— start Material for the task —

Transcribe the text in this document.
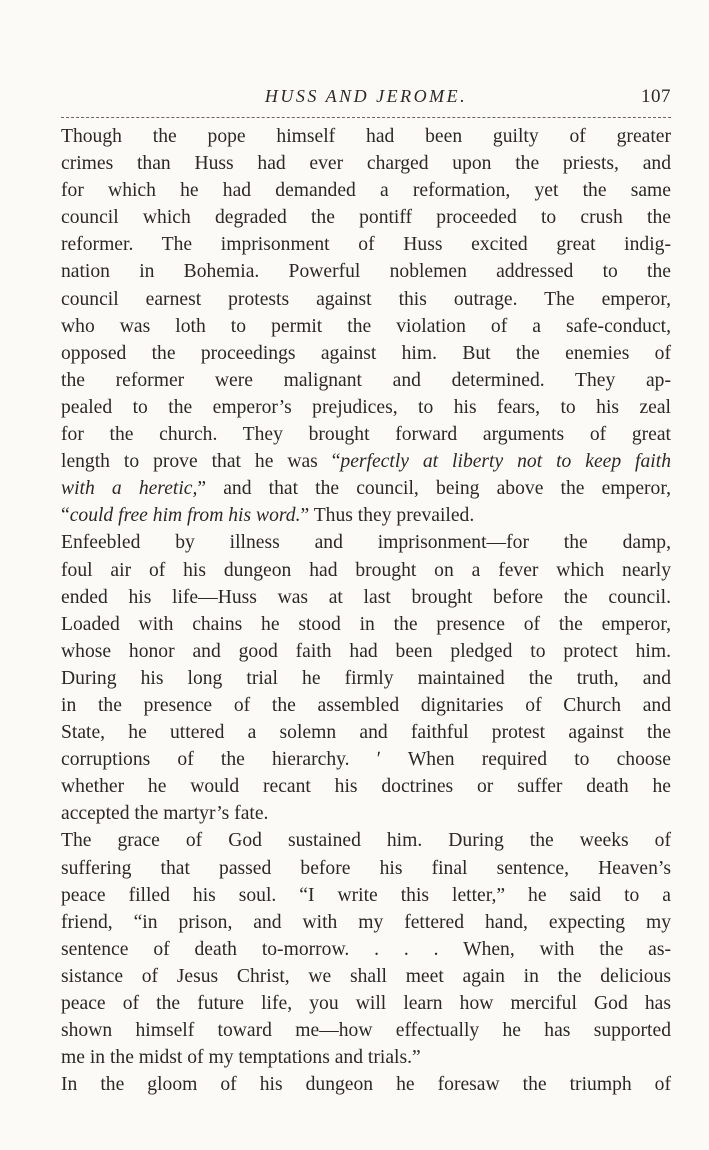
HUSS AND JEROME.	107

Though the pope himself had been guilty of greater
crimes than Huss had ever charged upon the priests, and
for which he had demanded a reformation, yet the same
council which degraded the pontiff proceeded to crush the
reformer. The imprisonment of Huss excited great indig-
nation in Bohemia. Powerful noblemen addressed to the
council earnest protests against this outrage. The emperor,
who was loth to permit the violation of a safe-conduct,
opposed the proceedings against him. But the enemies of
the reformer were malignant and determined. They ap-
pealed to the emperor’s prejudices, to his fears, to his zeal
for the church. They brought forward arguments of great
length to prove that he was “perfectly at liberty not to keep faith
with a heretic,” and that the council, being above the emperor,
“could free him from his word.” Thus they prevailed.

Enfeebled by illness and imprisonment—for the damp,
foul air of his dungeon had brought on a fever which nearly
ended his life—Huss was at last brought before the council.
Loaded with chains he stood in the presence of the emperor,
whose honor and good faith had been pledged to protect him.
During his long trial he firmly maintained the truth, and
in the presence of the assembled dignitaries of Church and
State, he uttered a solemn and faithful protest against the
corruptions of the hierarchy. ʹ When required to choose
whether he would recant his doctrines or suffer death he
accepted the martyr’s fate.

The grace of God sustained him. During the weeks of
suffering that passed before his final sentence, Heaven’s
peace filled his soul. “I write this letter,” he said to a
friend, “in prison, and with my fettered hand, expecting my
sentence of death to-morrow. . . . When, with the as-
sistance of Jesus Christ, we shall meet again in the delicious
peace of the future life, you will learn how merciful God has
shown himself toward me—how effectually he has supported
me in the midst of my temptations and trials.”

In the gloom of his dungeon he foresaw the triumph of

— end Material for the task —

Given problem —
Repeat all of the records verbatim, leaving out the pictures.

Correct response —
Transcribe the text in this document.
HUSS AND JEROME.	107

Though the pope himself had been guilty of greater
crimes than Huss had ever charged upon the priests, and
for which he had demanded a reformation, yet the same
council which degraded the pontiff proceeded to crush the
reformer. The imprisonment of Huss excited great indig-
nation in Bohemia. Powerful noblemen addressed to the
council earnest protests against this outrage. The emperor,
who was loth to permit the violation of a safe-conduct,
opposed the proceedings against him. But the enemies of
the reformer were malignant and determined. They ap-
pealed to the emperor’s prejudices, to his fears, to his zeal
for the church. They brought forward arguments of great
length to prove that he was “perfectly at liberty not to keep faith
with a heretic,” and that the council, being above the emperor,
“could free him from his word.” Thus they prevailed.

Enfeebled by illness and imprisonment—for the damp,
foul air of his dungeon had brought on a fever which nearly
ended his life—Huss was at last brought before the council.
Loaded with chains he stood in the presence of the emperor,
whose honor and good faith had been pledged to protect him.
During his long trial he firmly maintained the truth, and
in the presence of the assembled dignitaries of Church and
State, he uttered a solemn and faithful protest against the
corruptions of the hierarchy. ʹ When required to choose
whether he would recant his doctrines or suffer death he
accepted the martyr’s fate.

The grace of God sustained him. During the weeks of
suffering that passed before his final sentence, Heaven’s
peace filled his soul. “I write this letter,” he said to a
friend, “in prison, and with my fettered hand, expecting my
sentence of death to-morrow. . . . When, with the as-
sistance of Jesus Christ, we shall meet again in the delicious
peace of the future life, you will learn how merciful God has
shown himself toward me—how effectually he has supported
me in the midst of my temptations and trials.”

In the gloom of his dungeon he foresaw the triumph of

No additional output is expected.